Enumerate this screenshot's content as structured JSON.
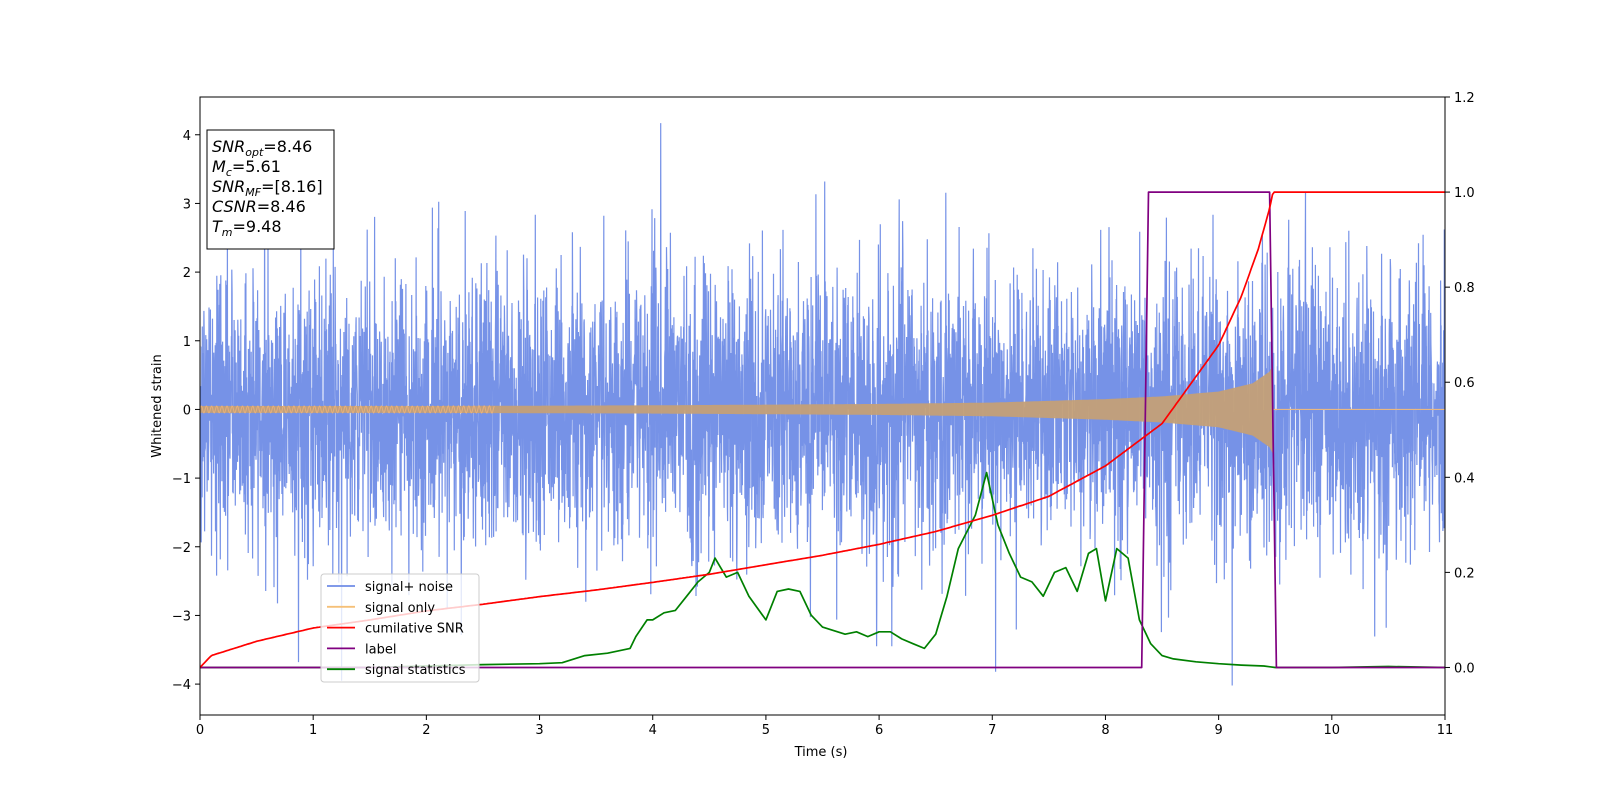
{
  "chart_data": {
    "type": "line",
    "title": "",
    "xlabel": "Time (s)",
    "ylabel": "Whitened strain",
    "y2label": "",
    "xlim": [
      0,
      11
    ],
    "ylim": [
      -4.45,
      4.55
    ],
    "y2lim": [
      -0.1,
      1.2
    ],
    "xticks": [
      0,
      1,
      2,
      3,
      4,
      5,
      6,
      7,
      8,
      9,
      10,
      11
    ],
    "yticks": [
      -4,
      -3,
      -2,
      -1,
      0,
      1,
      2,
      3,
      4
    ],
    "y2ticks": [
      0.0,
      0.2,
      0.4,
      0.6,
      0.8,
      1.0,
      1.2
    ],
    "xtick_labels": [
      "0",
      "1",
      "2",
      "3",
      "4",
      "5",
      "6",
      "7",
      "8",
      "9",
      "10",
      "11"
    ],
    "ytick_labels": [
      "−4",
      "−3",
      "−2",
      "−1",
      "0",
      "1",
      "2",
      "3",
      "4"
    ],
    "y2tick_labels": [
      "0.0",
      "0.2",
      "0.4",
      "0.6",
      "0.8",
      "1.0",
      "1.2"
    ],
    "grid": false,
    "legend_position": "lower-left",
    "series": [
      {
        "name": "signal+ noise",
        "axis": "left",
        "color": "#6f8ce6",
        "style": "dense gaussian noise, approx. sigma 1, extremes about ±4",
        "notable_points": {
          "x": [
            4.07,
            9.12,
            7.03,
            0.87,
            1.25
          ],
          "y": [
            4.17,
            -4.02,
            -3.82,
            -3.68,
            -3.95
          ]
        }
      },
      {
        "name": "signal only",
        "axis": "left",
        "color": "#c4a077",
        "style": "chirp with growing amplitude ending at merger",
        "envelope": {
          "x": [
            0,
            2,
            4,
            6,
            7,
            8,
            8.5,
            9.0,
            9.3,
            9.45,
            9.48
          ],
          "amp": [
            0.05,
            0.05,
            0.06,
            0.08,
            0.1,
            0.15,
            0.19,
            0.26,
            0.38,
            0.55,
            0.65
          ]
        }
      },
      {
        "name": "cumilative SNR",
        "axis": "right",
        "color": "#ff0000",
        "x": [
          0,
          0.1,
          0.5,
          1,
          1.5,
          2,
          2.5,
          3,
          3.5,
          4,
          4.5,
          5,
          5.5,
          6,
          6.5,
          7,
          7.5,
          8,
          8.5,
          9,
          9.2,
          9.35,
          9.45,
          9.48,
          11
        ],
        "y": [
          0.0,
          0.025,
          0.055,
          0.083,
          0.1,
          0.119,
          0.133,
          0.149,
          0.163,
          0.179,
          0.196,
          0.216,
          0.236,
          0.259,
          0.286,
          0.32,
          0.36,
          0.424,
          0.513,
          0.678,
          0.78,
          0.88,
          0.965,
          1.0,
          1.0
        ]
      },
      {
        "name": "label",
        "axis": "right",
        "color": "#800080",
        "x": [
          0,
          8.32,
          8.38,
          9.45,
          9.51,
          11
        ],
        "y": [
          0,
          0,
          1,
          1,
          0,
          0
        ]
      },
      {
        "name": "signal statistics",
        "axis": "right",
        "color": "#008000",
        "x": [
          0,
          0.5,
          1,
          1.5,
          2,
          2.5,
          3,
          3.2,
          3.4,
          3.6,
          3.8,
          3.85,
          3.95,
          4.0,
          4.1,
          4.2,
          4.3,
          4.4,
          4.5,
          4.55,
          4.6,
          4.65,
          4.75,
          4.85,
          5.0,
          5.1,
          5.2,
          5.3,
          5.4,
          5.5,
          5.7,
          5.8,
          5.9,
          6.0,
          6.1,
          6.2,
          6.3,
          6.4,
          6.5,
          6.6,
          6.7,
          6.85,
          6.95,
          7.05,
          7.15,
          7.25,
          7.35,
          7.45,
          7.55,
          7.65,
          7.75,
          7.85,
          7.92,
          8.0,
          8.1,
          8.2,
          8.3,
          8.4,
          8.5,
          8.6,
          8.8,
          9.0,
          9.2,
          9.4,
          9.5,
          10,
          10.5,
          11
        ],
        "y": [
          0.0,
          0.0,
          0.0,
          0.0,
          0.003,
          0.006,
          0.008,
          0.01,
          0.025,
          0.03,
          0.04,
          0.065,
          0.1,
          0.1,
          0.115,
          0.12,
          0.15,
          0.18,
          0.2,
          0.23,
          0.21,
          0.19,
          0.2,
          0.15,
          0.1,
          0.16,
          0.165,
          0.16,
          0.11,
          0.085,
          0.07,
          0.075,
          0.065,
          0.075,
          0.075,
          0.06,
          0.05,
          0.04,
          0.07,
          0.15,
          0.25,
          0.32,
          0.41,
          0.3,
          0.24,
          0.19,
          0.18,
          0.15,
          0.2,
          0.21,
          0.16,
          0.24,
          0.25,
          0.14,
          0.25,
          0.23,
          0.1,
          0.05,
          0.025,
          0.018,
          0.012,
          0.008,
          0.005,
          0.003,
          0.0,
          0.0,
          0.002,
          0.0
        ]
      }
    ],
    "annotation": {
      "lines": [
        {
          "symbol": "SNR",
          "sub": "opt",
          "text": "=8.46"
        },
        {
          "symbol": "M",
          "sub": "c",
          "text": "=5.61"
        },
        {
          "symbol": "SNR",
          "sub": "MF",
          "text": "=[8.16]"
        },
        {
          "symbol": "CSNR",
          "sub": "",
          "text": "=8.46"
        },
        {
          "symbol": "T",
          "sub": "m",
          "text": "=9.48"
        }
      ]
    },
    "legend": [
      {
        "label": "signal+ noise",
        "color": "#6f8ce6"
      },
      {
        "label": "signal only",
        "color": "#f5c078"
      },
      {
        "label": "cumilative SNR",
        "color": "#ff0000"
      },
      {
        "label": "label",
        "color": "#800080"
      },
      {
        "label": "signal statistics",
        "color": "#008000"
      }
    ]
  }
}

● OBJECTIVE: Retype the listing exactly. Pictures do not belong in the copy.

● ANSWER TO THE TASK:
Enumerate this screenshot's content as structured JSON.
{
  "chart_data": {
    "type": "line",
    "title": "",
    "xlabel": "Time (s)",
    "ylabel": "Whitened strain",
    "y2label": "",
    "xlim": [
      0,
      11
    ],
    "ylim": [
      -4.45,
      4.55
    ],
    "y2lim": [
      -0.1,
      1.2
    ],
    "xticks": [
      0,
      1,
      2,
      3,
      4,
      5,
      6,
      7,
      8,
      9,
      10,
      11
    ],
    "yticks": [
      -4,
      -3,
      -2,
      -1,
      0,
      1,
      2,
      3,
      4
    ],
    "y2ticks": [
      0.0,
      0.2,
      0.4,
      0.6,
      0.8,
      1.0,
      1.2
    ],
    "xtick_labels": [
      "0",
      "1",
      "2",
      "3",
      "4",
      "5",
      "6",
      "7",
      "8",
      "9",
      "10",
      "11"
    ],
    "ytick_labels": [
      "−4",
      "−3",
      "−2",
      "−1",
      "0",
      "1",
      "2",
      "3",
      "4"
    ],
    "y2tick_labels": [
      "0.0",
      "0.2",
      "0.4",
      "0.6",
      "0.8",
      "1.0",
      "1.2"
    ],
    "grid": false,
    "legend_position": "lower-left",
    "series": [
      {
        "name": "signal+ noise",
        "axis": "left",
        "color": "#6f8ce6",
        "style": "dense gaussian noise, approx. sigma 1, extremes about ±4",
        "notable_points": {
          "x": [
            4.07,
            9.12,
            7.03,
            0.87,
            1.25
          ],
          "y": [
            4.17,
            -4.02,
            -3.82,
            -3.68,
            -3.95
          ]
        }
      },
      {
        "name": "signal only",
        "axis": "left",
        "color": "#c4a077",
        "style": "chirp with growing amplitude ending at merger",
        "envelope": {
          "x": [
            0,
            2,
            4,
            6,
            7,
            8,
            8.5,
            9.0,
            9.3,
            9.45,
            9.48
          ],
          "amp": [
            0.05,
            0.05,
            0.06,
            0.08,
            0.1,
            0.15,
            0.19,
            0.26,
            0.38,
            0.55,
            0.65
          ]
        }
      },
      {
        "name": "cumilative SNR",
        "axis": "right",
        "color": "#ff0000",
        "x": [
          0,
          0.1,
          0.5,
          1,
          1.5,
          2,
          2.5,
          3,
          3.5,
          4,
          4.5,
          5,
          5.5,
          6,
          6.5,
          7,
          7.5,
          8,
          8.5,
          9,
          9.2,
          9.35,
          9.45,
          9.48,
          11
        ],
        "y": [
          0.0,
          0.025,
          0.055,
          0.083,
          0.1,
          0.119,
          0.133,
          0.149,
          0.163,
          0.179,
          0.196,
          0.216,
          0.236,
          0.259,
          0.286,
          0.32,
          0.36,
          0.424,
          0.513,
          0.678,
          0.78,
          0.88,
          0.965,
          1.0,
          1.0
        ]
      },
      {
        "name": "label",
        "axis": "right",
        "color": "#800080",
        "x": [
          0,
          8.32,
          8.38,
          9.45,
          9.51,
          11
        ],
        "y": [
          0,
          0,
          1,
          1,
          0,
          0
        ]
      },
      {
        "name": "signal statistics",
        "axis": "right",
        "color": "#008000",
        "x": [
          0,
          0.5,
          1,
          1.5,
          2,
          2.5,
          3,
          3.2,
          3.4,
          3.6,
          3.8,
          3.85,
          3.95,
          4.0,
          4.1,
          4.2,
          4.3,
          4.4,
          4.5,
          4.55,
          4.6,
          4.65,
          4.75,
          4.85,
          5.0,
          5.1,
          5.2,
          5.3,
          5.4,
          5.5,
          5.7,
          5.8,
          5.9,
          6.0,
          6.1,
          6.2,
          6.3,
          6.4,
          6.5,
          6.6,
          6.7,
          6.85,
          6.95,
          7.05,
          7.15,
          7.25,
          7.35,
          7.45,
          7.55,
          7.65,
          7.75,
          7.85,
          7.92,
          8.0,
          8.1,
          8.2,
          8.3,
          8.4,
          8.5,
          8.6,
          8.8,
          9.0,
          9.2,
          9.4,
          9.5,
          10,
          10.5,
          11
        ],
        "y": [
          0.0,
          0.0,
          0.0,
          0.0,
          0.003,
          0.006,
          0.008,
          0.01,
          0.025,
          0.03,
          0.04,
          0.065,
          0.1,
          0.1,
          0.115,
          0.12,
          0.15,
          0.18,
          0.2,
          0.23,
          0.21,
          0.19,
          0.2,
          0.15,
          0.1,
          0.16,
          0.165,
          0.16,
          0.11,
          0.085,
          0.07,
          0.075,
          0.065,
          0.075,
          0.075,
          0.06,
          0.05,
          0.04,
          0.07,
          0.15,
          0.25,
          0.32,
          0.41,
          0.3,
          0.24,
          0.19,
          0.18,
          0.15,
          0.2,
          0.21,
          0.16,
          0.24,
          0.25,
          0.14,
          0.25,
          0.23,
          0.1,
          0.05,
          0.025,
          0.018,
          0.012,
          0.008,
          0.005,
          0.003,
          0.0,
          0.0,
          0.002,
          0.0
        ]
      }
    ],
    "annotation": {
      "lines": [
        {
          "symbol": "SNR",
          "sub": "opt",
          "text": "=8.46"
        },
        {
          "symbol": "M",
          "sub": "c",
          "text": "=5.61"
        },
        {
          "symbol": "SNR",
          "sub": "MF",
          "text": "=[8.16]"
        },
        {
          "symbol": "CSNR",
          "sub": "",
          "text": "=8.46"
        },
        {
          "symbol": "T",
          "sub": "m",
          "text": "=9.48"
        }
      ]
    },
    "legend": [
      {
        "label": "signal+ noise",
        "color": "#6f8ce6"
      },
      {
        "label": "signal only",
        "color": "#f5c078"
      },
      {
        "label": "cumilative SNR",
        "color": "#ff0000"
      },
      {
        "label": "label",
        "color": "#800080"
      },
      {
        "label": "signal statistics",
        "color": "#008000"
      }
    ]
  }
}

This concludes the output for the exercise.